## What is expected
Give the listing again exactly, omitting its images.

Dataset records

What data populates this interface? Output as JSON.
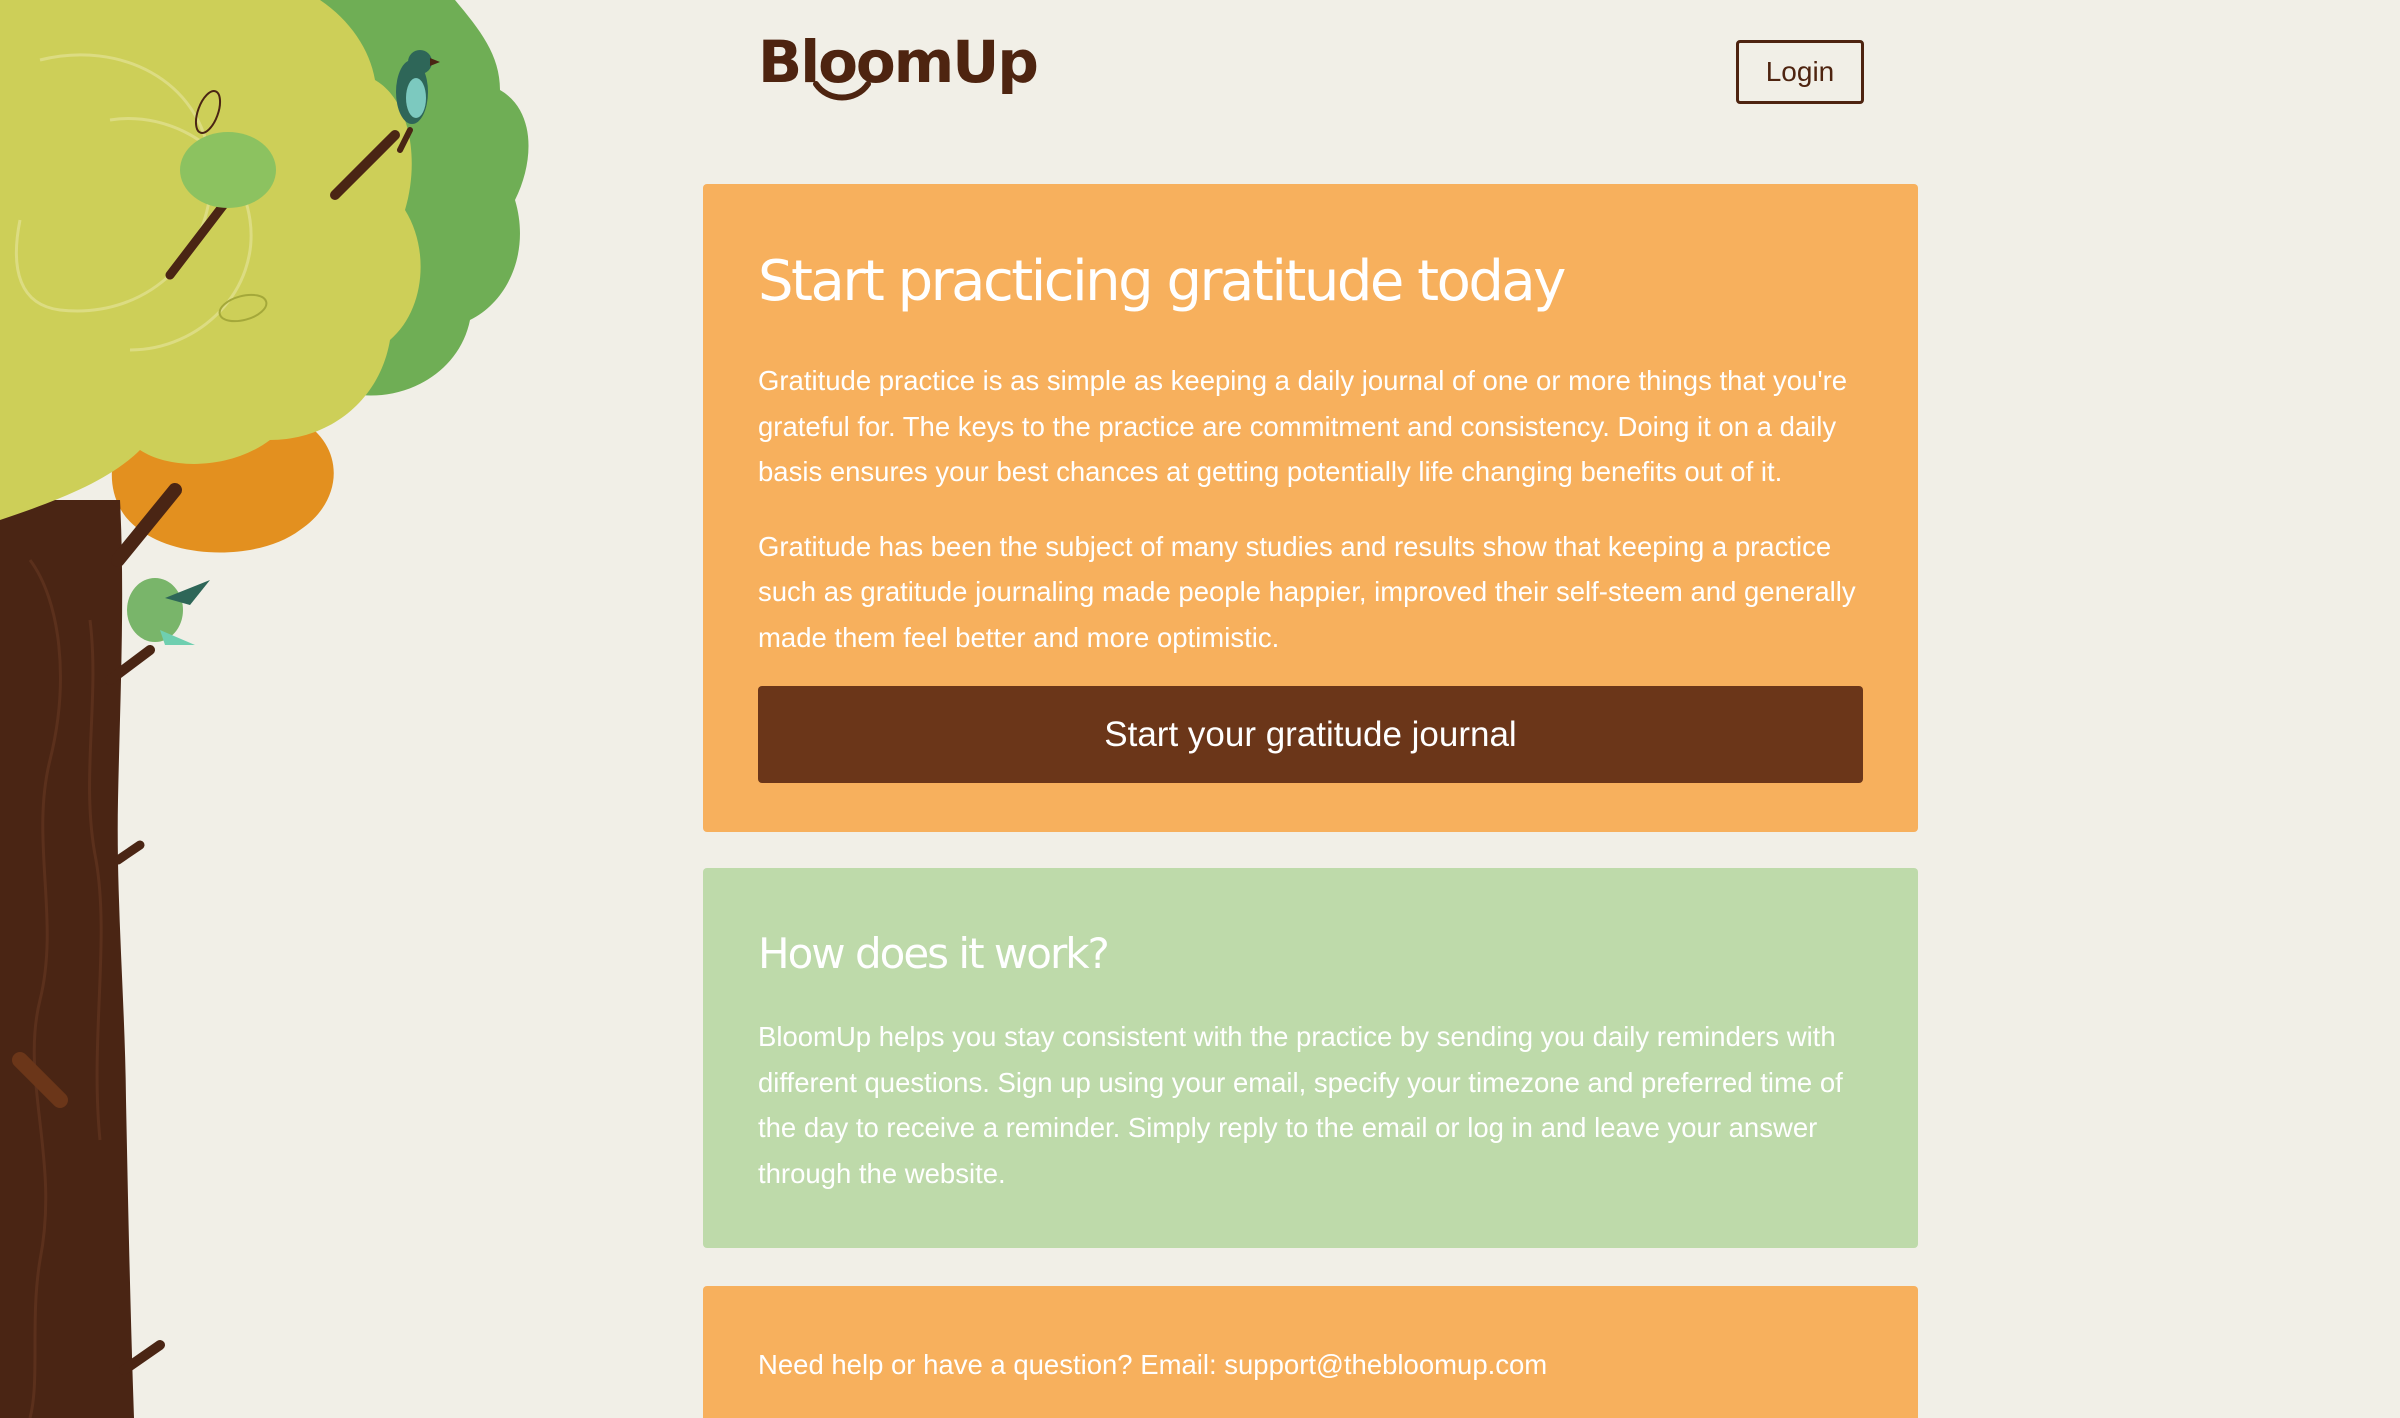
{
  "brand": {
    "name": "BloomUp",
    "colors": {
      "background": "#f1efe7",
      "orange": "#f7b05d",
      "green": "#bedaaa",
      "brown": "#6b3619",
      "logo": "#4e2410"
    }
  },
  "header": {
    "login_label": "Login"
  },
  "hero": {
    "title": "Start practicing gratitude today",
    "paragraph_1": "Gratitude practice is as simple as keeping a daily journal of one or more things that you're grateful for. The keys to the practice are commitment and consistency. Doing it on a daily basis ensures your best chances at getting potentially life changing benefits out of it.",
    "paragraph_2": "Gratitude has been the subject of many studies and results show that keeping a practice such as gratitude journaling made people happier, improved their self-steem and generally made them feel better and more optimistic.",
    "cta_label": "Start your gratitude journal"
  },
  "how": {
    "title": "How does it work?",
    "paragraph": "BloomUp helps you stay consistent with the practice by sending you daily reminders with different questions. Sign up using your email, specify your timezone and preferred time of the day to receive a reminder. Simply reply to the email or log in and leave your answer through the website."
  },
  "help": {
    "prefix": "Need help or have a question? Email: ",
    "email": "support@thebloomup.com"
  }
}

## Result for this task
What data populates this interface? Output as JSON.
{
  "brand": {
    "name": "BloomUp",
    "colors": {
      "background": "#f1efe7",
      "orange": "#f7b05d",
      "green": "#bedaaa",
      "brown": "#6b3619",
      "logo": "#4e2410"
    }
  },
  "header": {
    "login_label": "Login"
  },
  "hero": {
    "title": "Start practicing gratitude today",
    "paragraph_1": "Gratitude practice is as simple as keeping a daily journal of one or more things that you're grateful for. The keys to the practice are commitment and consistency. Doing it on a daily basis ensures your best chances at getting potentially life changing benefits out of it.",
    "paragraph_2": "Gratitude has been the subject of many studies and results show that keeping a practice such as gratitude journaling made people happier, improved their self-steem and generally made them feel better and more optimistic.",
    "cta_label": "Start your gratitude journal"
  },
  "how": {
    "title": "How does it work?",
    "paragraph": "BloomUp helps you stay consistent with the practice by sending you daily reminders with different questions. Sign up using your email, specify your timezone and preferred time of the day to receive a reminder. Simply reply to the email or log in and leave your answer through the website."
  },
  "help": {
    "prefix": "Need help or have a question? Email: ",
    "email": "support@thebloomup.com"
  }
}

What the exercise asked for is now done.